# [TO BE DONE]
Reproduce every entry exactly, without alteration.

begin INPUT ROWS

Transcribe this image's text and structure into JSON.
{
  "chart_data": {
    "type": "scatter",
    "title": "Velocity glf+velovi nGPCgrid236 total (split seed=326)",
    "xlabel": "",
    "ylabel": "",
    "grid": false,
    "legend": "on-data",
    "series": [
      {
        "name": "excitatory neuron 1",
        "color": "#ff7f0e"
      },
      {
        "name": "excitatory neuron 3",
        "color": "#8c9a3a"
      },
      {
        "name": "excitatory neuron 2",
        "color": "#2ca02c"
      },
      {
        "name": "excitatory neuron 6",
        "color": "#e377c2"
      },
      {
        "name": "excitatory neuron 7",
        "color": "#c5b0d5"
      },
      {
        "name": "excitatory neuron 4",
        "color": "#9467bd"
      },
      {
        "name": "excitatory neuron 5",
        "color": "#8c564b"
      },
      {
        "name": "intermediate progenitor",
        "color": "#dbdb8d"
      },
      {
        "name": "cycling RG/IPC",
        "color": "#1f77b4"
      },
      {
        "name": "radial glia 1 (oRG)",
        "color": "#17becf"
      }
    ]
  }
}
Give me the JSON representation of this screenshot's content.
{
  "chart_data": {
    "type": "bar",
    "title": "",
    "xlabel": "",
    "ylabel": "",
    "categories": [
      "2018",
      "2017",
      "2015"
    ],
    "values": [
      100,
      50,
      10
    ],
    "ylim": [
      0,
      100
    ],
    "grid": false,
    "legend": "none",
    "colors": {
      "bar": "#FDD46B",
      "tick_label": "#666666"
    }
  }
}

end INPUT ROWS

# [TASK RESULT]
Transcribe this image's text and structure into JSON.
{
  "chart_data": {
    "type": "scatter",
    "title": "Velocity glf+velovi nGPCgrid236 total (split seed=326)",
    "xlabel": "",
    "ylabel": "",
    "grid": false,
    "legend": "on-data",
    "series": [
      {
        "name": "excitatory neuron 1",
        "color": "#ff7f0e"
      },
      {
        "name": "excitatory neuron 3",
        "color": "#8c9a3a"
      },
      {
        "name": "excitatory neuron 2",
        "color": "#2ca02c"
      },
      {
        "name": "excitatory neuron 6",
        "color": "#e377c2"
      },
      {
        "name": "excitatory neuron 7",
        "color": "#c5b0d5"
      },
      {
        "name": "excitatory neuron 4",
        "color": "#9467bd"
      },
      {
        "name": "excitatory neuron 5",
        "color": "#8c564b"
      },
      {
        "name": "intermediate progenitor",
        "color": "#dbdb8d"
      },
      {
        "name": "cycling RG/IPC",
        "color": "#1f77b4"
      },
      {
        "name": "radial glia 1 (oRG)",
        "color": "#17becf"
      }
    ]
  }
}
Give me the JSON representation of this screenshot's content.
{
  "chart_data": {
    "type": "bar",
    "title": "",
    "xlabel": "",
    "ylabel": "",
    "categories": [
      "2018",
      "2017",
      "2015"
    ],
    "values": [
      100,
      50,
      10
    ],
    "ylim": [
      0,
      100
    ],
    "grid": false,
    "legend": "none",
    "colors": {
      "bar": "#FDD46B",
      "tick_label": "#666666"
    }
  }
}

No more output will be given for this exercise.